_YOUR GOAL:_
From the material below, list every line containing "benda".

━━━━━━

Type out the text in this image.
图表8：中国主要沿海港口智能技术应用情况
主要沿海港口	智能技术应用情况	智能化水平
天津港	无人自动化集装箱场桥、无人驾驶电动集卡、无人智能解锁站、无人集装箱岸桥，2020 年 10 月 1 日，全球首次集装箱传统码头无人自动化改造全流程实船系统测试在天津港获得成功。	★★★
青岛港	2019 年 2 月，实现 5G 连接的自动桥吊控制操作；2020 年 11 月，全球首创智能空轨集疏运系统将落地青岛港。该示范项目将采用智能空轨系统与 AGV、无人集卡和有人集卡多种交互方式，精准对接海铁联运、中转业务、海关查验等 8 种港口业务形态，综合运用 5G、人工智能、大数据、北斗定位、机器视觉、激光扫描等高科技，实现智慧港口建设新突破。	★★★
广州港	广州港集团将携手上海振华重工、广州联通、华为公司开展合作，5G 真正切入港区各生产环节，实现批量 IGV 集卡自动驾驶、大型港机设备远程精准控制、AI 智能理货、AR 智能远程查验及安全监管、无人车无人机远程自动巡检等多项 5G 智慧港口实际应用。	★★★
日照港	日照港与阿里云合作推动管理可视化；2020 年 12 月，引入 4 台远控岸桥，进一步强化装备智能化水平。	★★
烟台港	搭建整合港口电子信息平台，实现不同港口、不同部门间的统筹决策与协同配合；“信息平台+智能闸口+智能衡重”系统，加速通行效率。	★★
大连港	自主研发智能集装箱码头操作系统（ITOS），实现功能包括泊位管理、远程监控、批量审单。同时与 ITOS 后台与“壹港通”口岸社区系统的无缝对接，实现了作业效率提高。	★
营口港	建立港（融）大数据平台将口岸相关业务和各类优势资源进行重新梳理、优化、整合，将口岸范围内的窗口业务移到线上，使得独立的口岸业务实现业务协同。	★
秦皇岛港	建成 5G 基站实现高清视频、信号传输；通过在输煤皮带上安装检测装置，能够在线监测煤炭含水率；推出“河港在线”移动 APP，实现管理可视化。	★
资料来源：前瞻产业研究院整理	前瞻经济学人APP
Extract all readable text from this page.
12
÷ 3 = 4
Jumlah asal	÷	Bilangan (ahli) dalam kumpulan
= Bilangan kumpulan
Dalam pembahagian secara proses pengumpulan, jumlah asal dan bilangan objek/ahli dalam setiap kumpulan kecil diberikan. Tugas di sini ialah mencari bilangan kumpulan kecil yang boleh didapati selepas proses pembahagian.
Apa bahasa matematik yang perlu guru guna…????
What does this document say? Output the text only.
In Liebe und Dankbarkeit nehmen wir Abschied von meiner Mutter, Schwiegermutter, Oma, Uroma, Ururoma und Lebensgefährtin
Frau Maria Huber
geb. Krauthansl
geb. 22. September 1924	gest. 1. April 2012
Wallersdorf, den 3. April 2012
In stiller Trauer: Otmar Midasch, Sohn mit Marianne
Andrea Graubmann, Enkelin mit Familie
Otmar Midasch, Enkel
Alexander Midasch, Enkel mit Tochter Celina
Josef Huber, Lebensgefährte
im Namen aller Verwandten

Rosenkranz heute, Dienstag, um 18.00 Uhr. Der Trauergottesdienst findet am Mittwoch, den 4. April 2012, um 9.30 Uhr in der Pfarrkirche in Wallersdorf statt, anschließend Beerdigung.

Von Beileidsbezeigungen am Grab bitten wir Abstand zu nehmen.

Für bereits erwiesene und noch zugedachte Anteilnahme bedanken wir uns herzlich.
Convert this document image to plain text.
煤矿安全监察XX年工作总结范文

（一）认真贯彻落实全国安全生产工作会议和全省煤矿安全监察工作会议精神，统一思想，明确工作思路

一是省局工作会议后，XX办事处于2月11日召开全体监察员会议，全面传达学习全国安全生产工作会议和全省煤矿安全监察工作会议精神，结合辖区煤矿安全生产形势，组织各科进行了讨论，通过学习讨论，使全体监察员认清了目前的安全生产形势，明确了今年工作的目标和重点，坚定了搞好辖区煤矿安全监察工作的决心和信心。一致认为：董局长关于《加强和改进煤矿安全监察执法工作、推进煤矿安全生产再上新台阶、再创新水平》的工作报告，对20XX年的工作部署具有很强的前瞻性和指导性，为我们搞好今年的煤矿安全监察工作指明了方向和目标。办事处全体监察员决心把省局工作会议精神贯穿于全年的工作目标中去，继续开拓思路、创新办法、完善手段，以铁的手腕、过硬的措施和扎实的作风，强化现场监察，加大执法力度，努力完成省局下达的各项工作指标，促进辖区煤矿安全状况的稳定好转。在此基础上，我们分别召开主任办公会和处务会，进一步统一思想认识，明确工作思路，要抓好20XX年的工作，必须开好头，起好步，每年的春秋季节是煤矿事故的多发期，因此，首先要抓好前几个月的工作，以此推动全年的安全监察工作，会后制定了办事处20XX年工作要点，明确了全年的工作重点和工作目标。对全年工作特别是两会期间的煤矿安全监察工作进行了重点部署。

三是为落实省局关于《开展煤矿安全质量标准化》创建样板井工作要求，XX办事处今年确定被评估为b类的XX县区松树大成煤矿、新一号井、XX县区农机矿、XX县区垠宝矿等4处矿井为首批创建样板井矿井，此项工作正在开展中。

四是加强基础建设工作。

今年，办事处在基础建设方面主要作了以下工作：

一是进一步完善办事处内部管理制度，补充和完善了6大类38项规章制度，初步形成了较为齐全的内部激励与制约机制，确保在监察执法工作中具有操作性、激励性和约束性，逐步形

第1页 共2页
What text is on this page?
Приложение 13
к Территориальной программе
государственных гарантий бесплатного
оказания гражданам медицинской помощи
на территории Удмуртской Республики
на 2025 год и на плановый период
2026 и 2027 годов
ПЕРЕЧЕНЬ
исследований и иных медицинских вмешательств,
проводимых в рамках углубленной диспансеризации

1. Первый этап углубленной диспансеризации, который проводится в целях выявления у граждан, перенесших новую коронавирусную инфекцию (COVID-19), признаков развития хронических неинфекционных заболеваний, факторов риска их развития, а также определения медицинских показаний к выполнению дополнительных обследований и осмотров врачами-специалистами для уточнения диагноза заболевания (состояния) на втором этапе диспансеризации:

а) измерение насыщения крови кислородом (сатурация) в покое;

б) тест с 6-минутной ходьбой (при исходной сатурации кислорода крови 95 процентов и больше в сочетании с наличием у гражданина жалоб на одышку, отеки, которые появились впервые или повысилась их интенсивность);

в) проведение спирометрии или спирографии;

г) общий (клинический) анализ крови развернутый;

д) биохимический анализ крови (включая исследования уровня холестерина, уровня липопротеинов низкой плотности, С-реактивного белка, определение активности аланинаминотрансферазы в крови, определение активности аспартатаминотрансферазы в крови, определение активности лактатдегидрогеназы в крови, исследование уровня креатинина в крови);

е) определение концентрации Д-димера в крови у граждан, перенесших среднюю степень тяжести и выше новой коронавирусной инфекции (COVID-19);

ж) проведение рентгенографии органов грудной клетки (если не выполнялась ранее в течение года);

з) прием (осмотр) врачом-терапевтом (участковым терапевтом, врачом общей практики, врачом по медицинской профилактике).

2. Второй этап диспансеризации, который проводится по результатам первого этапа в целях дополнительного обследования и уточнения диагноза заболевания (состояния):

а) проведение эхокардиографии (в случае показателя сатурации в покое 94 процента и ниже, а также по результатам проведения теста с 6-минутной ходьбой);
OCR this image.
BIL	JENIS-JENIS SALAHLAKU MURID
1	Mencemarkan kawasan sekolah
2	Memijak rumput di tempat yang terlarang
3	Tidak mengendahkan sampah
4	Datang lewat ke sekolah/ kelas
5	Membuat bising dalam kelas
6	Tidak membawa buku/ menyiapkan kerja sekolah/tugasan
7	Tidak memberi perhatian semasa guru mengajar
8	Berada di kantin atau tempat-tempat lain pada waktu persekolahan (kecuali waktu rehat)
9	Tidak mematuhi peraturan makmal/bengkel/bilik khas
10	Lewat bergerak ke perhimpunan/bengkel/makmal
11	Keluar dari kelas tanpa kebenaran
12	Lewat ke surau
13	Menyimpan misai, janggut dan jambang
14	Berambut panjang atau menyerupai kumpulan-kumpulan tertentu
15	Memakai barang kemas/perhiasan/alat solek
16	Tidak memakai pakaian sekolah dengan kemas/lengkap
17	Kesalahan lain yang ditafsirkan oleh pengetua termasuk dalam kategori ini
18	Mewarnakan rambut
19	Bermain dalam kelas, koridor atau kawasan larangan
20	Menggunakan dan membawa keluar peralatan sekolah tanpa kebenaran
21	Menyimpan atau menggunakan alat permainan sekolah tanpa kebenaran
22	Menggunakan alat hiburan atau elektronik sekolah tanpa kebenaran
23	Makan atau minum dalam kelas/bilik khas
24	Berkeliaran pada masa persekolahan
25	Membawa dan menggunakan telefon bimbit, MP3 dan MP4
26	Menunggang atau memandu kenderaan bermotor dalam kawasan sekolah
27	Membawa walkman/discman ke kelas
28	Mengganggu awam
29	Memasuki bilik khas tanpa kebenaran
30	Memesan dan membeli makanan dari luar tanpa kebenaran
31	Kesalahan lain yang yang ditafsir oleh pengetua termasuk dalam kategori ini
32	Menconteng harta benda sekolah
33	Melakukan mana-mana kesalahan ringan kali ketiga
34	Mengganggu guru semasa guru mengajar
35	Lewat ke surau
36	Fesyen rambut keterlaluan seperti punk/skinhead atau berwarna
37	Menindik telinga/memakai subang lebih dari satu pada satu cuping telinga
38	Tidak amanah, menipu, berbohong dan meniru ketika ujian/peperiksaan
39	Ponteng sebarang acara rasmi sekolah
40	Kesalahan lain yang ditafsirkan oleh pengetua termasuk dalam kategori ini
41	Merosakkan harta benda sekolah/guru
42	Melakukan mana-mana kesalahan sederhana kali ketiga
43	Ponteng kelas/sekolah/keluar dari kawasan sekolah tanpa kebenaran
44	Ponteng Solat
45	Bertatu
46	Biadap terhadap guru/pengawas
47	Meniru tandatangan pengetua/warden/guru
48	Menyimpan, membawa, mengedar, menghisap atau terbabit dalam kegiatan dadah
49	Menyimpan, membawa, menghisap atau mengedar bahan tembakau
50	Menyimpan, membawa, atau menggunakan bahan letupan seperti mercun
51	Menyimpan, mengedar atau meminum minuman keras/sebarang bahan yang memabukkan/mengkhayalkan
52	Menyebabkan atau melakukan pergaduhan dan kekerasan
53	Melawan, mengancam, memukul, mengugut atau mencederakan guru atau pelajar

━━━━━━

_OUTPUT FOR THIS TASK:_
32	Menconteng harta benda sekolah
41	Merosakkan harta benda sekolah/guru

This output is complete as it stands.